> _Exercise_: Can you write out all the lines word for word, with no pictures?

☆ ☆ ☆ ☆ ☆

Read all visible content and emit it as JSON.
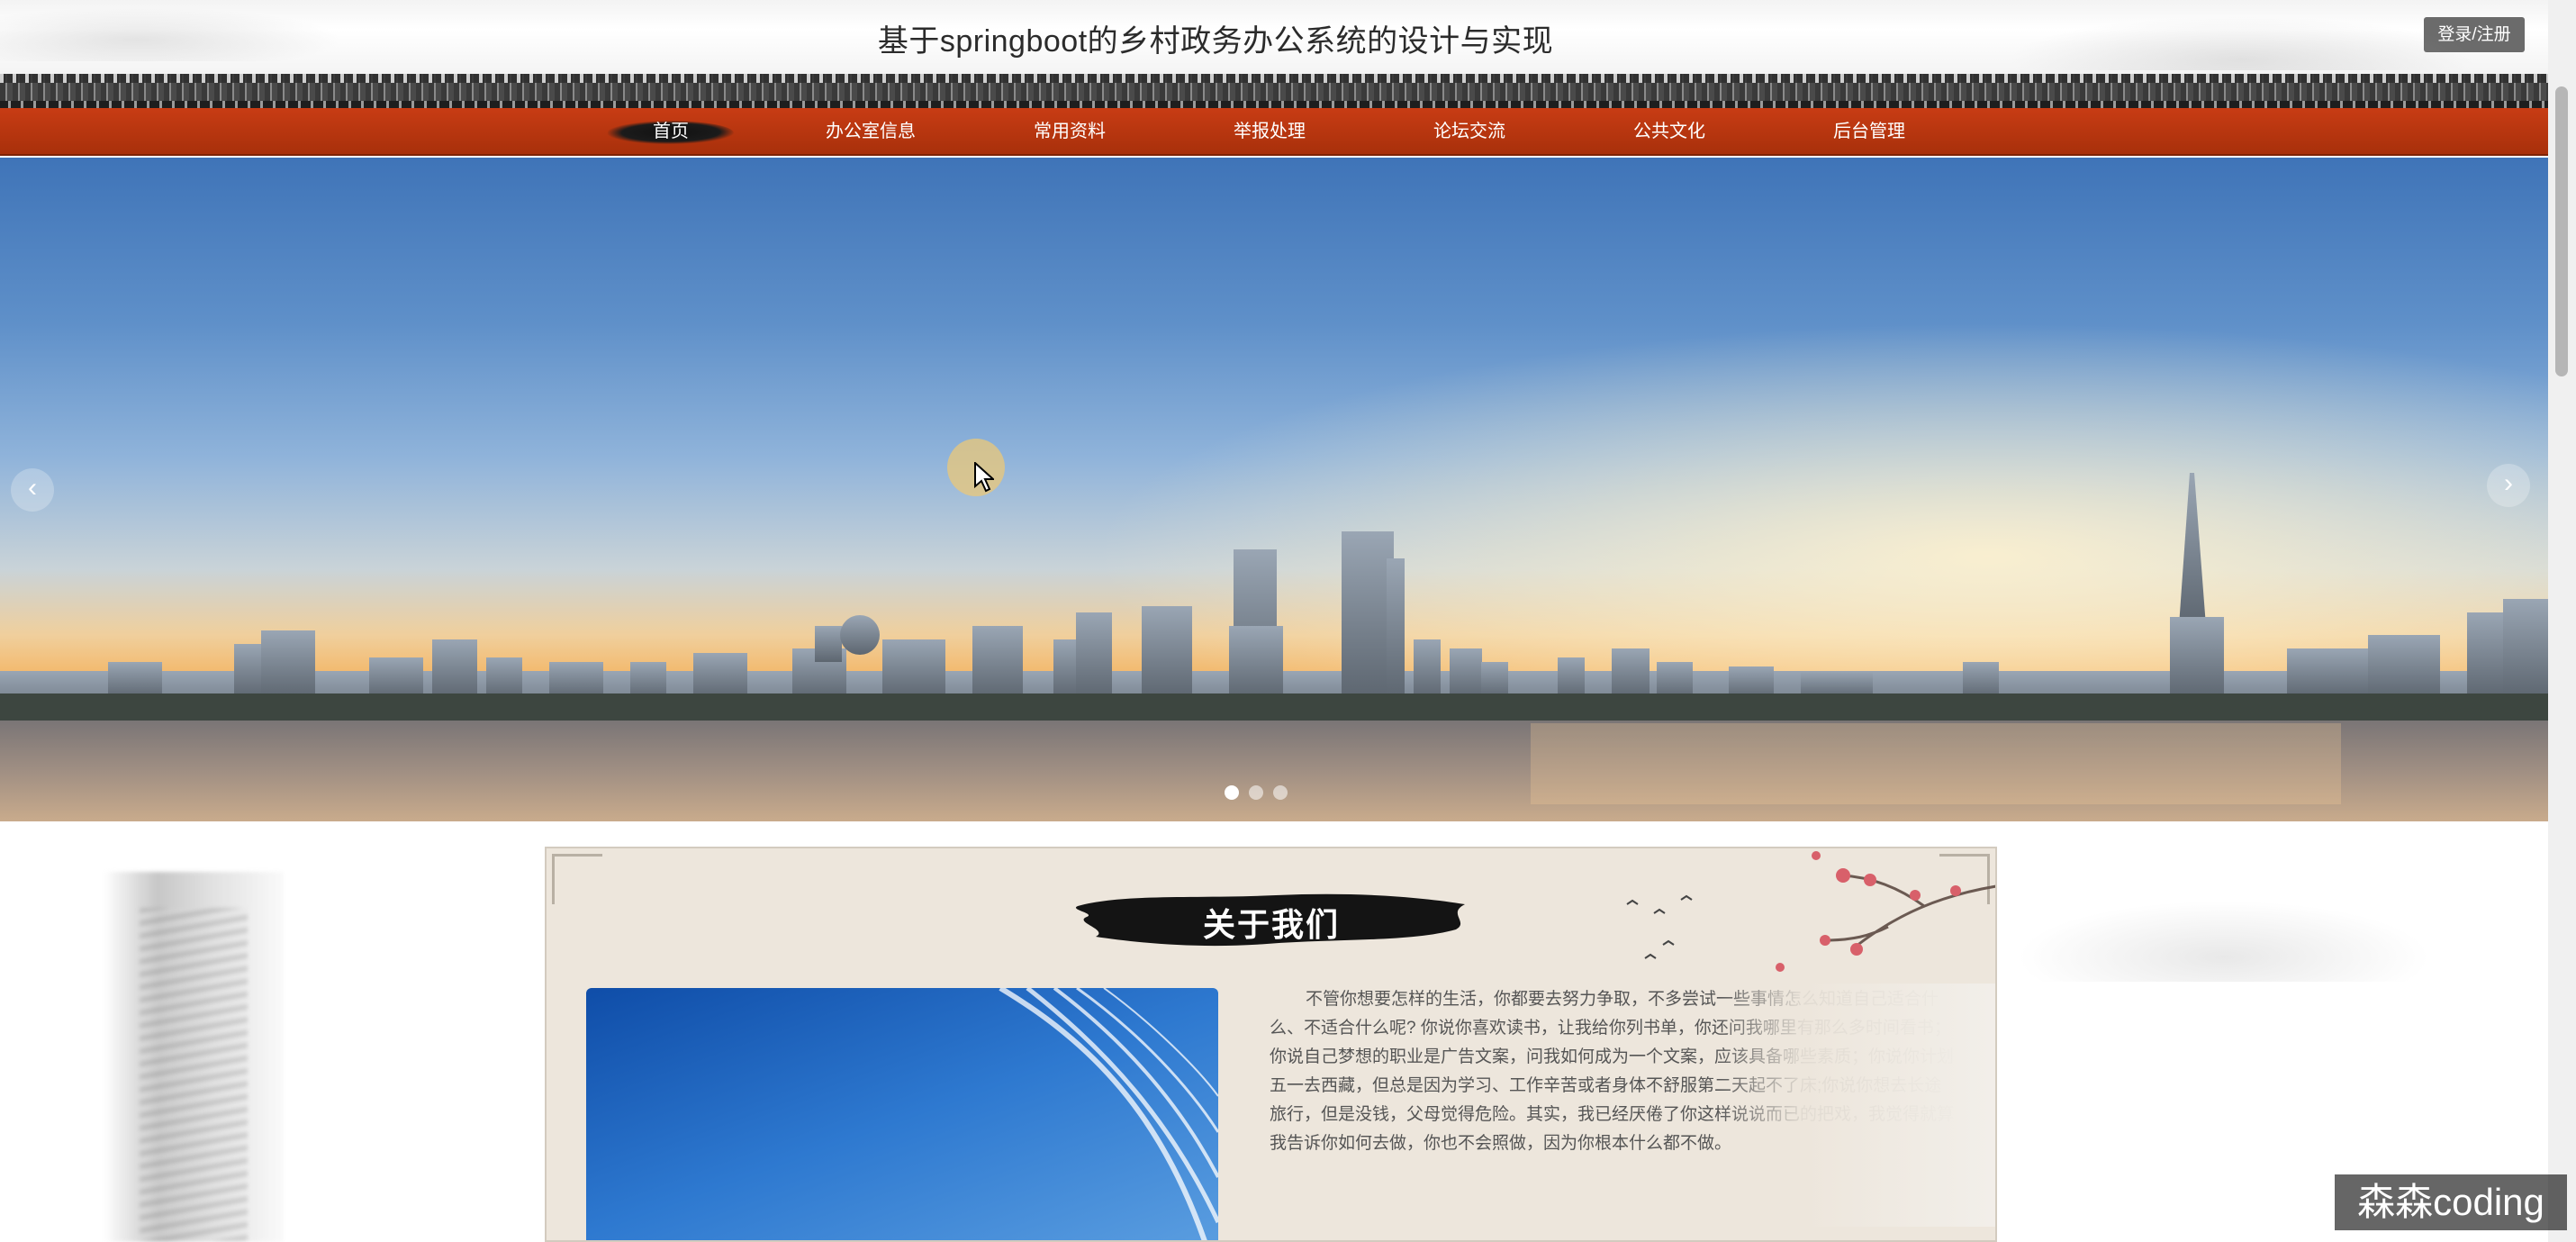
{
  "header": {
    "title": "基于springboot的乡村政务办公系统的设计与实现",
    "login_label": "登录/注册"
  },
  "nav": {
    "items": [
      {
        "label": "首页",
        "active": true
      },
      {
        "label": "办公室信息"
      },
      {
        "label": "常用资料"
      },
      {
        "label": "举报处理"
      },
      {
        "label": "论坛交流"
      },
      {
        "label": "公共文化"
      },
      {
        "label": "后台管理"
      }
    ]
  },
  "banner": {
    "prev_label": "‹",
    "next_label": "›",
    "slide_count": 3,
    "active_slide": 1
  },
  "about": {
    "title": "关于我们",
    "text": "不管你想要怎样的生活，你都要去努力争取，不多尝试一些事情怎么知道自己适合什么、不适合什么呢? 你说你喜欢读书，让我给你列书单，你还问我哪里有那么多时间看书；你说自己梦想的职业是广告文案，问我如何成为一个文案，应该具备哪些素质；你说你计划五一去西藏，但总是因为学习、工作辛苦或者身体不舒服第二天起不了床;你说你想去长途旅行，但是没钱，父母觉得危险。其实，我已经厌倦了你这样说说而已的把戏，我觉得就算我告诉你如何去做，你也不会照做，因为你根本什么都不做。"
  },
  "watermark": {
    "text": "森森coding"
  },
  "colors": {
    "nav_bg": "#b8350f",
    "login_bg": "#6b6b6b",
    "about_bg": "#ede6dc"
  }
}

☆ ☆ ☆ ☆ ☆

> _Written response_:
Read all visible content and emit it as JSON.
{
  "header": {
    "title": "基于springboot的乡村政务办公系统的设计与实现",
    "login_label": "登录/注册"
  },
  "nav": {
    "items": [
      {
        "label": "首页",
        "active": true
      },
      {
        "label": "办公室信息"
      },
      {
        "label": "常用资料"
      },
      {
        "label": "举报处理"
      },
      {
        "label": "论坛交流"
      },
      {
        "label": "公共文化"
      },
      {
        "label": "后台管理"
      }
    ]
  },
  "banner": {
    "prev_label": "‹",
    "next_label": "›",
    "slide_count": 3,
    "active_slide": 1
  },
  "about": {
    "title": "关于我们",
    "text": "不管你想要怎样的生活，你都要去努力争取，不多尝试一些事情怎么知道自己适合什么、不适合什么呢? 你说你喜欢读书，让我给你列书单，你还问我哪里有那么多时间看书；你说自己梦想的职业是广告文案，问我如何成为一个文案，应该具备哪些素质；你说你计划五一去西藏，但总是因为学习、工作辛苦或者身体不舒服第二天起不了床;你说你想去长途旅行，但是没钱，父母觉得危险。其实，我已经厌倦了你这样说说而已的把戏，我觉得就算我告诉你如何去做，你也不会照做，因为你根本什么都不做。"
  },
  "watermark": {
    "text": "森森coding"
  },
  "colors": {
    "nav_bg": "#b8350f",
    "login_bg": "#6b6b6b",
    "about_bg": "#ede6dc"
  }
}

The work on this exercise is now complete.